▶ _WHAT YOU HAVE TO DO_
Gather the lines below that include the string "DASS", copying each in full.

** BEGIN RECORDED INFORMATION **

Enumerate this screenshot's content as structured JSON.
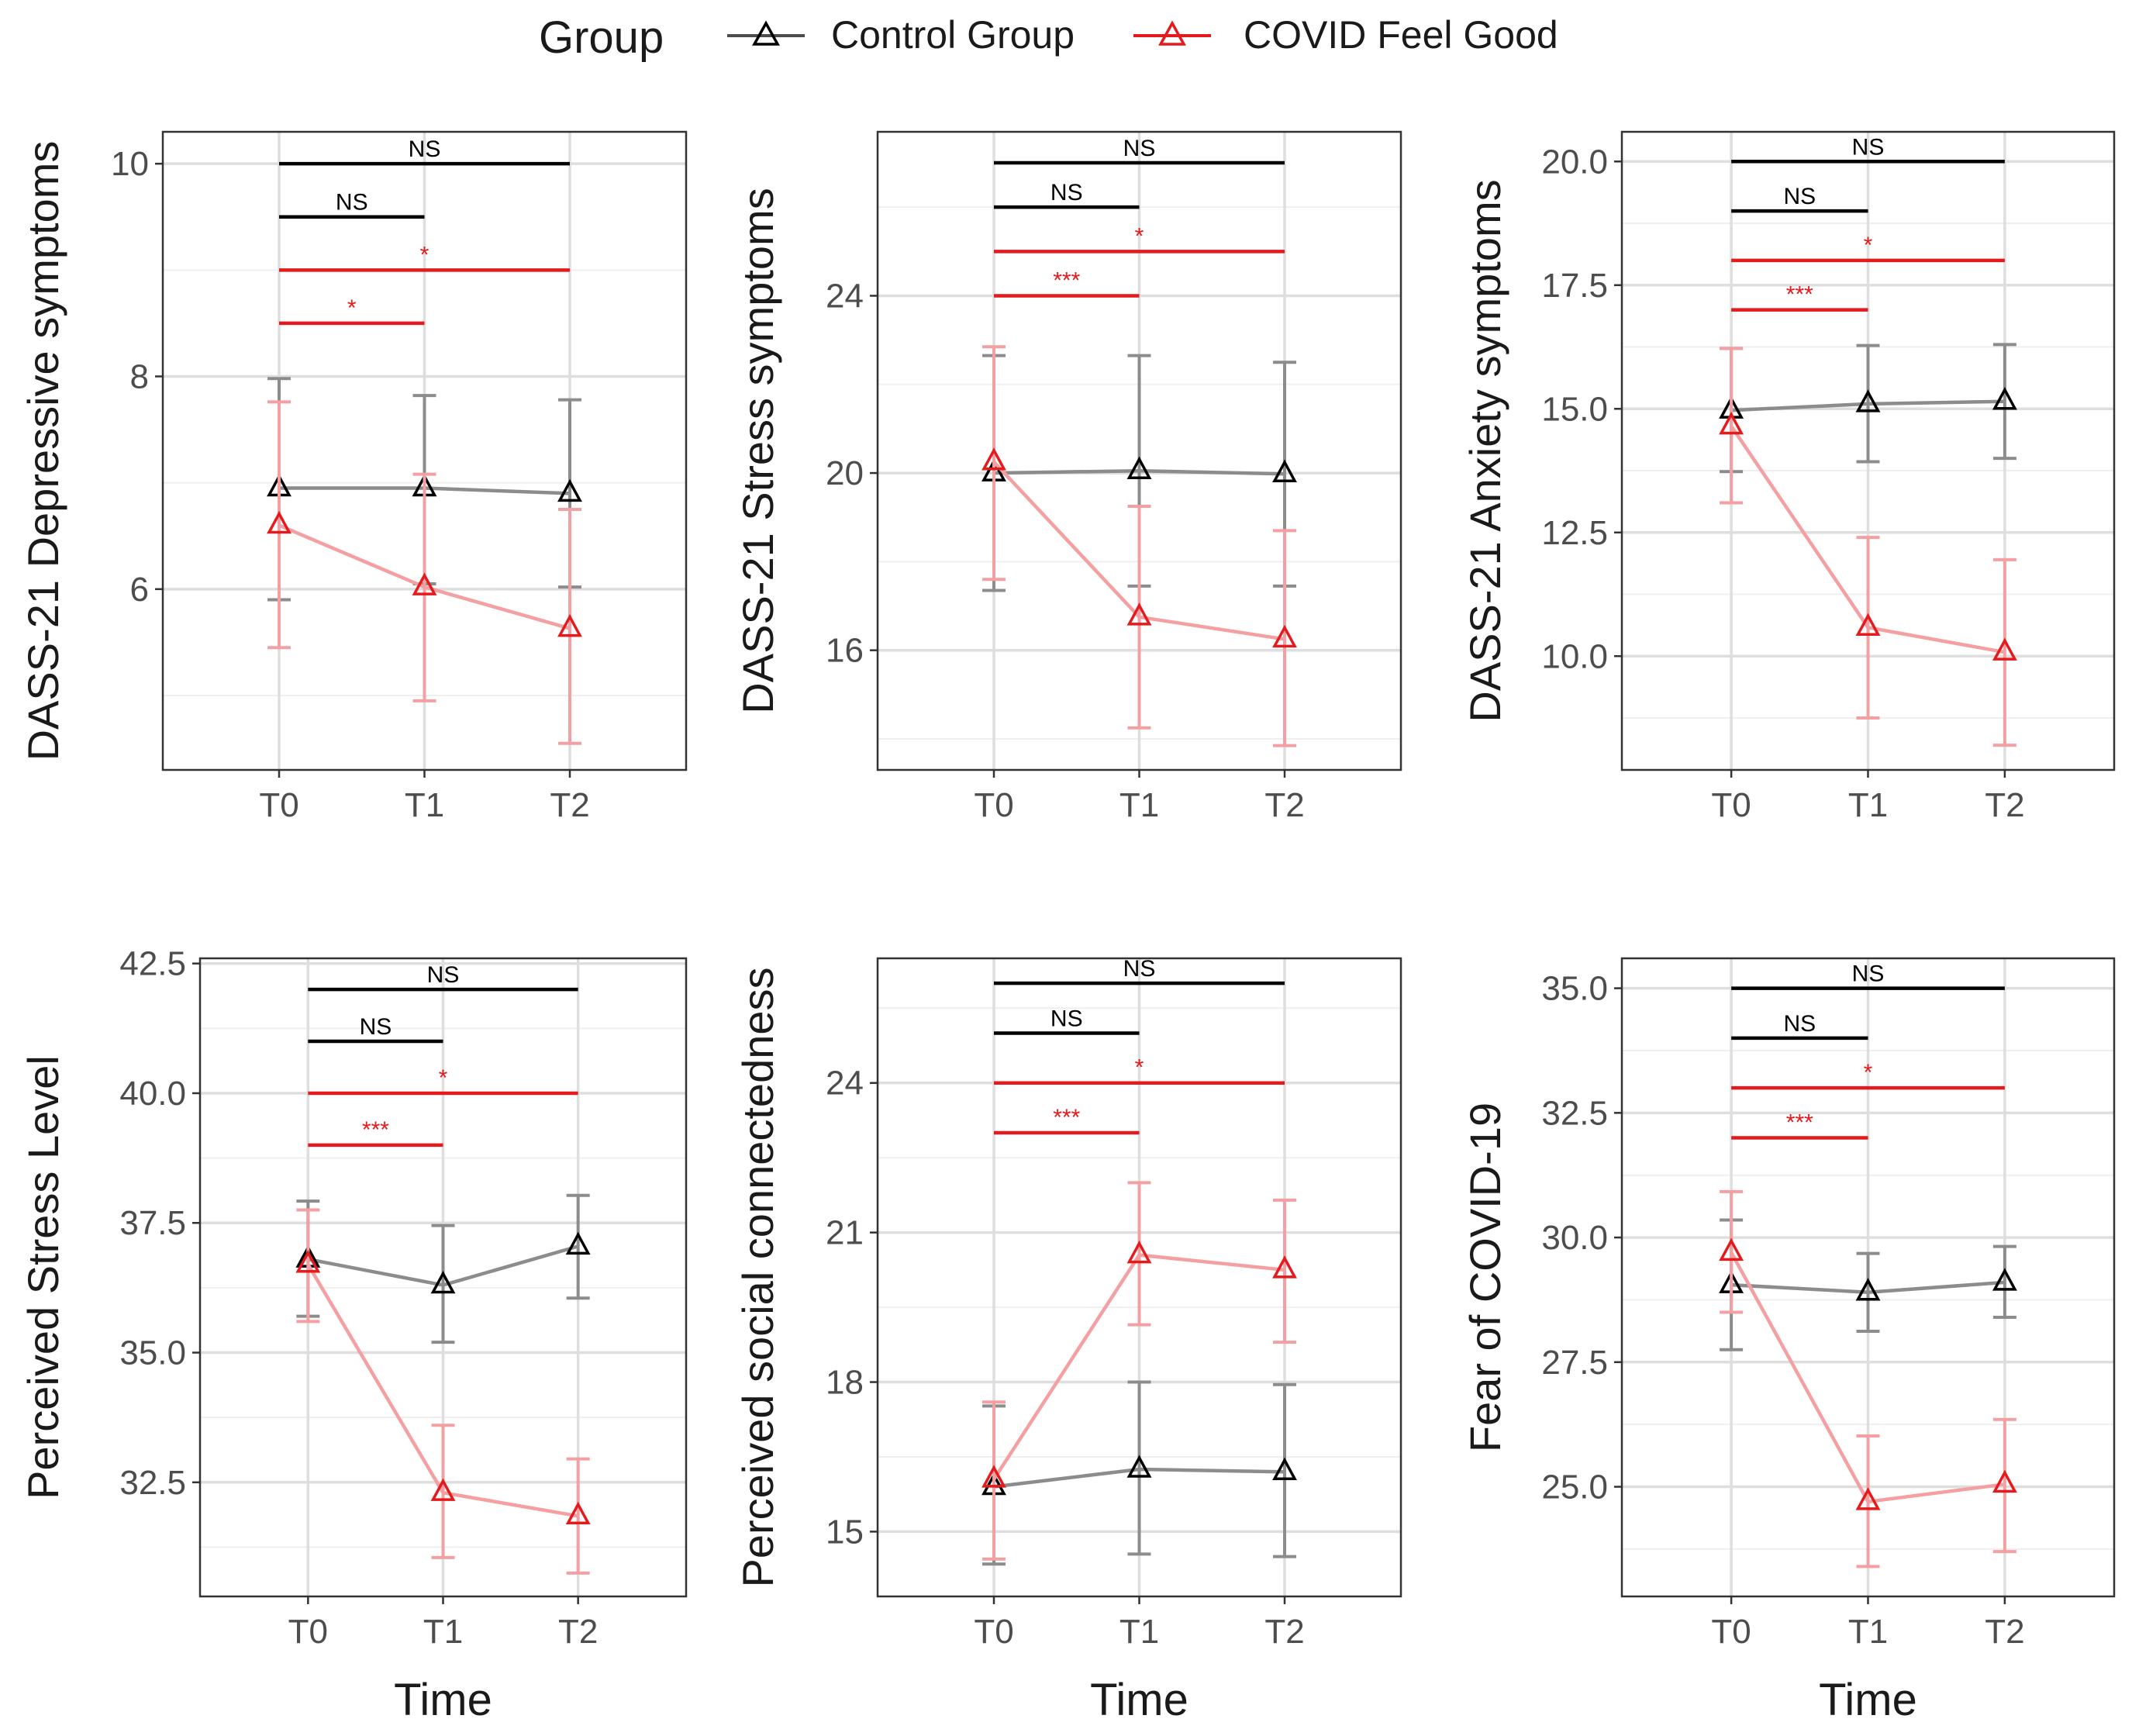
{
  "legend": {
    "title": "Group",
    "items": [
      {
        "label": "Control Group",
        "color": "#4d4d4d"
      },
      {
        "label": "COVID Feel Good",
        "color": "#e41a1c"
      }
    ]
  },
  "colors": {
    "control": "#4d4d4d",
    "control_line": "#8c8c8c",
    "covid": "#e41a1c",
    "covid_line": "#f4a0a2",
    "grid_major": "#dedede",
    "grid_minor": "#efefef",
    "bracket_ns": "#000000",
    "bracket_sig": "#e41a1c"
  },
  "x_axis_title": "Time",
  "chart_data": [
    {
      "type": "line",
      "ylabel": "DASS-21 Depressive symptoms",
      "x": [
        "T0",
        "T1",
        "T2"
      ],
      "ylim": [
        4.3,
        10.3
      ],
      "yticks": [
        6,
        8,
        10
      ],
      "ytick_labels": [
        "6",
        "8",
        "10"
      ],
      "series": [
        {
          "name": "Control Group",
          "values": [
            6.95,
            6.95,
            6.9
          ],
          "lower": [
            5.9,
            6.05,
            6.02
          ],
          "upper": [
            7.98,
            7.82,
            7.78
          ]
        },
        {
          "name": "COVID Feel Good",
          "values": [
            6.6,
            6.02,
            5.63
          ],
          "lower": [
            5.45,
            4.95,
            4.55
          ],
          "upper": [
            7.76,
            7.08,
            6.75
          ]
        }
      ],
      "brackets": [
        {
          "from": "T0",
          "to": "T2",
          "y": 10.0,
          "label": "NS",
          "group": "Control Group"
        },
        {
          "from": "T0",
          "to": "T1",
          "y": 9.5,
          "label": "NS",
          "group": "Control Group"
        },
        {
          "from": "T0",
          "to": "T2",
          "y": 9.0,
          "label": "*",
          "group": "COVID Feel Good"
        },
        {
          "from": "T0",
          "to": "T1",
          "y": 8.5,
          "label": "*",
          "group": "COVID Feel Good"
        }
      ]
    },
    {
      "type": "line",
      "ylabel": "DASS-21 Stress symptoms",
      "x": [
        "T0",
        "T1",
        "T2"
      ],
      "ylim": [
        13.3,
        27.7
      ],
      "yticks": [
        16,
        20,
        24
      ],
      "ytick_labels": [
        "16",
        "20",
        "24"
      ],
      "series": [
        {
          "name": "Control Group",
          "values": [
            20.0,
            20.05,
            19.98
          ],
          "lower": [
            17.35,
            17.45,
            17.45
          ],
          "upper": [
            22.65,
            22.65,
            22.5
          ]
        },
        {
          "name": "COVID Feel Good",
          "values": [
            20.25,
            16.75,
            16.25
          ],
          "lower": [
            17.6,
            14.25,
            13.85
          ],
          "upper": [
            22.85,
            19.25,
            18.7
          ]
        }
      ],
      "brackets": [
        {
          "from": "T0",
          "to": "T2",
          "y": 27.0,
          "label": "NS",
          "group": "Control Group"
        },
        {
          "from": "T0",
          "to": "T1",
          "y": 26.0,
          "label": "NS",
          "group": "Control Group"
        },
        {
          "from": "T0",
          "to": "T2",
          "y": 25.0,
          "label": "*",
          "group": "COVID Feel Good"
        },
        {
          "from": "T0",
          "to": "T1",
          "y": 24.0,
          "label": "***",
          "group": "COVID Feel Good"
        }
      ]
    },
    {
      "type": "line",
      "ylabel": "DASS-21 Anxiety symptoms",
      "x": [
        "T0",
        "T1",
        "T2"
      ],
      "ylim": [
        7.7,
        20.6
      ],
      "yticks": [
        10.0,
        12.5,
        15.0,
        17.5,
        20.0
      ],
      "ytick_labels": [
        "10.0",
        "12.5",
        "15.0",
        "17.5",
        "20.0"
      ],
      "series": [
        {
          "name": "Control Group",
          "values": [
            14.97,
            15.1,
            15.15
          ],
          "lower": [
            13.73,
            13.93,
            14.0
          ],
          "upper": [
            16.22,
            16.28,
            16.3
          ]
        },
        {
          "name": "COVID Feel Good",
          "values": [
            14.65,
            10.58,
            10.08
          ],
          "lower": [
            13.1,
            8.75,
            8.2
          ],
          "upper": [
            16.22,
            12.4,
            11.95
          ]
        }
      ],
      "brackets": [
        {
          "from": "T0",
          "to": "T2",
          "y": 20.0,
          "label": "NS",
          "group": "Control Group"
        },
        {
          "from": "T0",
          "to": "T1",
          "y": 19.0,
          "label": "NS",
          "group": "Control Group"
        },
        {
          "from": "T0",
          "to": "T2",
          "y": 18.0,
          "label": "*",
          "group": "COVID Feel Good"
        },
        {
          "from": "T0",
          "to": "T1",
          "y": 17.0,
          "label": "***",
          "group": "COVID Feel Good"
        }
      ]
    },
    {
      "type": "line",
      "ylabel": "Perceived Stress Level",
      "x": [
        "T0",
        "T1",
        "T2"
      ],
      "ylim": [
        30.3,
        42.6
      ],
      "yticks": [
        32.5,
        35.0,
        37.5,
        40.0,
        42.5
      ],
      "ytick_labels": [
        "32.5",
        "35.0",
        "37.5",
        "40.0",
        "42.5"
      ],
      "series": [
        {
          "name": "Control Group",
          "values": [
            36.8,
            36.3,
            37.05
          ],
          "lower": [
            35.7,
            35.2,
            36.05
          ],
          "upper": [
            37.92,
            37.45,
            38.03
          ]
        },
        {
          "name": "COVID Feel Good",
          "values": [
            36.7,
            32.3,
            31.85
          ],
          "lower": [
            35.6,
            31.05,
            30.75
          ],
          "upper": [
            37.75,
            33.6,
            32.95
          ]
        }
      ],
      "brackets": [
        {
          "from": "T0",
          "to": "T2",
          "y": 42.0,
          "label": "NS",
          "group": "Control Group"
        },
        {
          "from": "T0",
          "to": "T1",
          "y": 41.0,
          "label": "NS",
          "group": "Control Group"
        },
        {
          "from": "T0",
          "to": "T2",
          "y": 40.0,
          "label": "*",
          "group": "COVID Feel Good"
        },
        {
          "from": "T0",
          "to": "T1",
          "y": 39.0,
          "label": "***",
          "group": "COVID Feel Good"
        }
      ]
    },
    {
      "type": "line",
      "ylabel": "Perceived social connectedness",
      "x": [
        "T0",
        "T1",
        "T2"
      ],
      "ylim": [
        13.7,
        26.5
      ],
      "yticks": [
        15,
        18,
        21,
        24
      ],
      "ytick_labels": [
        "15",
        "18",
        "21",
        "24"
      ],
      "series": [
        {
          "name": "Control Group",
          "values": [
            15.9,
            16.25,
            16.2
          ],
          "lower": [
            14.35,
            14.55,
            14.5
          ],
          "upper": [
            17.52,
            18.0,
            17.95
          ]
        },
        {
          "name": "COVID Feel Good",
          "values": [
            16.05,
            20.55,
            20.25
          ],
          "lower": [
            14.45,
            19.15,
            18.8
          ],
          "upper": [
            17.6,
            22.0,
            21.65
          ]
        }
      ],
      "brackets": [
        {
          "from": "T0",
          "to": "T2",
          "y": 26.0,
          "label": "NS",
          "group": "Control Group"
        },
        {
          "from": "T0",
          "to": "T1",
          "y": 25.0,
          "label": "NS",
          "group": "Control Group"
        },
        {
          "from": "T0",
          "to": "T2",
          "y": 24.0,
          "label": "*",
          "group": "COVID Feel Good"
        },
        {
          "from": "T0",
          "to": "T1",
          "y": 23.0,
          "label": "***",
          "group": "COVID Feel Good"
        }
      ]
    },
    {
      "type": "line",
      "ylabel": "Fear of COVID-19",
      "x": [
        "T0",
        "T1",
        "T2"
      ],
      "ylim": [
        22.8,
        35.6
      ],
      "yticks": [
        25.0,
        27.5,
        30.0,
        32.5,
        35.0
      ],
      "ytick_labels": [
        "25.0",
        "27.5",
        "30.0",
        "32.5",
        "35.0"
      ],
      "series": [
        {
          "name": "Control Group",
          "values": [
            29.05,
            28.9,
            29.1
          ],
          "lower": [
            27.75,
            28.12,
            28.4
          ],
          "upper": [
            30.35,
            29.68,
            29.82
          ]
        },
        {
          "name": "COVID Feel Good",
          "values": [
            29.7,
            24.7,
            25.05
          ],
          "lower": [
            28.5,
            23.4,
            23.7
          ],
          "upper": [
            30.92,
            26.02,
            26.35
          ]
        }
      ],
      "brackets": [
        {
          "from": "T0",
          "to": "T2",
          "y": 35.0,
          "label": "NS",
          "group": "Control Group"
        },
        {
          "from": "T0",
          "to": "T1",
          "y": 34.0,
          "label": "NS",
          "group": "Control Group"
        },
        {
          "from": "T0",
          "to": "T2",
          "y": 33.0,
          "label": "*",
          "group": "COVID Feel Good"
        },
        {
          "from": "T0",
          "to": "T1",
          "y": 32.0,
          "label": "***",
          "group": "COVID Feel Good"
        }
      ]
    }
  ]
}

** END RECORDED INFORMATION **

▶ _WRITTEN SOLUTION_
      "ylabel": "DASS-21 Depressive symptoms",
      "ylabel": "DASS-21 Stress symptoms",
      "ylabel": "DASS-21 Anxiety symptoms",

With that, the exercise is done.